++++ INPUT RECORDS

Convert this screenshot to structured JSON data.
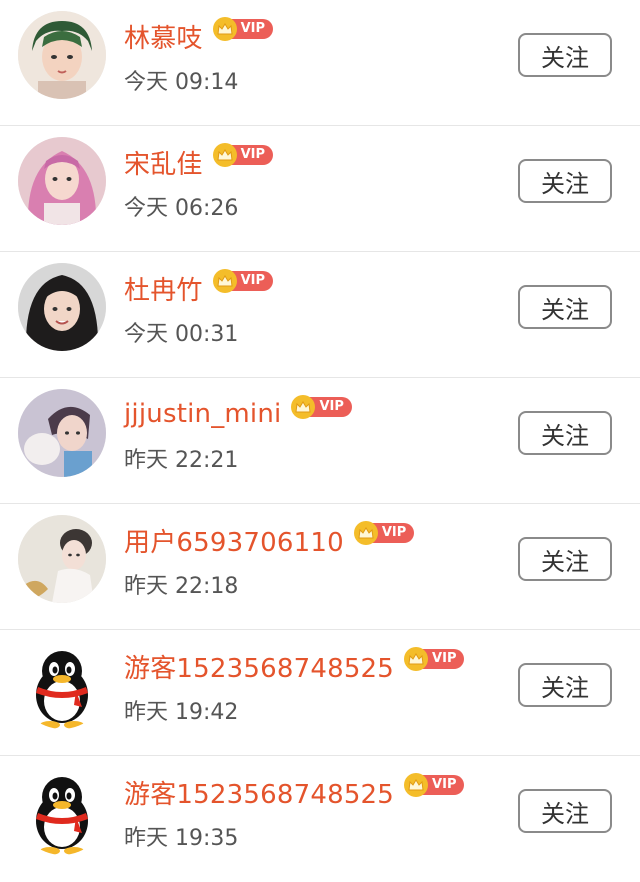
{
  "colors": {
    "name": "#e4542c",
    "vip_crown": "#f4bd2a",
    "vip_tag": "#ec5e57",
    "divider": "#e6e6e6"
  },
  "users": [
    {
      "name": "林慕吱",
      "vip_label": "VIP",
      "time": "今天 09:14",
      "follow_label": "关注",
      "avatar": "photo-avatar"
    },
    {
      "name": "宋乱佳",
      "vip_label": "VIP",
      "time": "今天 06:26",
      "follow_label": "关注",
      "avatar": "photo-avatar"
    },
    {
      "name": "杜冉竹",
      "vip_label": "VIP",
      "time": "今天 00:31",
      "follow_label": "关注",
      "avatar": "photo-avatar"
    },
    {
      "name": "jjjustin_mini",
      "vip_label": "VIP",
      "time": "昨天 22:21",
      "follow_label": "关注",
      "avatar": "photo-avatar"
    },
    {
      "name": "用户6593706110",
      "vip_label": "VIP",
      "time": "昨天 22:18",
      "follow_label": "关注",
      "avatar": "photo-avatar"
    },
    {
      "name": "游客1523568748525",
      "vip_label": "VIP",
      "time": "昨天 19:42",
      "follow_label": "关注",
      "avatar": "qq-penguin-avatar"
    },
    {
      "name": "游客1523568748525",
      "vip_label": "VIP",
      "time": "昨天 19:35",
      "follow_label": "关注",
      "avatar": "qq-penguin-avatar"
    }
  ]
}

++++++++

Only lines with "name" are wanted here; list each of them.

    "name": "#e4542c",
      "name": "林慕吱",
      "name": "宋乱佳",
      "name": "杜冉竹",
      "name": "jjjustin_mini",
      "name": "用户6593706110",
      "name": "游客1523568748525",
      "name": "游客1523568748525",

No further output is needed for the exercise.